:: DIRECTIONS FOR THIS TASK ::
Find and copy lines holding "Paris".
-=-=-
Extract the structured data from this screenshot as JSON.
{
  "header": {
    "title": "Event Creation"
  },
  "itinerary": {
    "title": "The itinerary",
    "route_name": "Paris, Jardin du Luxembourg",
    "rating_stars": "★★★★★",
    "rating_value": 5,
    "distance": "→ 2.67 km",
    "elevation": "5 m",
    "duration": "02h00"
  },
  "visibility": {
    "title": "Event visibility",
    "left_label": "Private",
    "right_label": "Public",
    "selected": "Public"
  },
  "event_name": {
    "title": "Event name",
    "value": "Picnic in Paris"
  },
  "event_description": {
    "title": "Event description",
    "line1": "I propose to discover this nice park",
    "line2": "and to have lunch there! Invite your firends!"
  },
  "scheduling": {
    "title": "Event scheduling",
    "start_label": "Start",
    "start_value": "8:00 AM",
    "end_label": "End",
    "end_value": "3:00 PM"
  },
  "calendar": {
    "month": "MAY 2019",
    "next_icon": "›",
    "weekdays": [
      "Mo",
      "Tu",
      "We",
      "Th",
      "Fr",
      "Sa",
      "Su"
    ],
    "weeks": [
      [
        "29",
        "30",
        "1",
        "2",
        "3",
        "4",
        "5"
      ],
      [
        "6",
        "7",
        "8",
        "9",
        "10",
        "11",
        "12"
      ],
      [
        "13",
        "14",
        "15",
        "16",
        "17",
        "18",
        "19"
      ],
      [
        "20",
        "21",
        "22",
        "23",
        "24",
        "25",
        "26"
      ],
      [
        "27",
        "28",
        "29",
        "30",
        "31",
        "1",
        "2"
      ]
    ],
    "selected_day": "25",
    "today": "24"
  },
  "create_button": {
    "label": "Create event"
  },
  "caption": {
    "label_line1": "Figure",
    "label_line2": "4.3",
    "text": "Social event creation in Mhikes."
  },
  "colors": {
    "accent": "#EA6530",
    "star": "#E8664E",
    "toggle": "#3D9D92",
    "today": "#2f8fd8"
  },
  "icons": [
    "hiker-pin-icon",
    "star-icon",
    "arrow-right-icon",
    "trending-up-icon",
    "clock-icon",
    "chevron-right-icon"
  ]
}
-=-=-
:: FINISHED TASK ::
    "route_name": "Paris, Jardin du Luxembourg",
    "value": "Picnic in Paris"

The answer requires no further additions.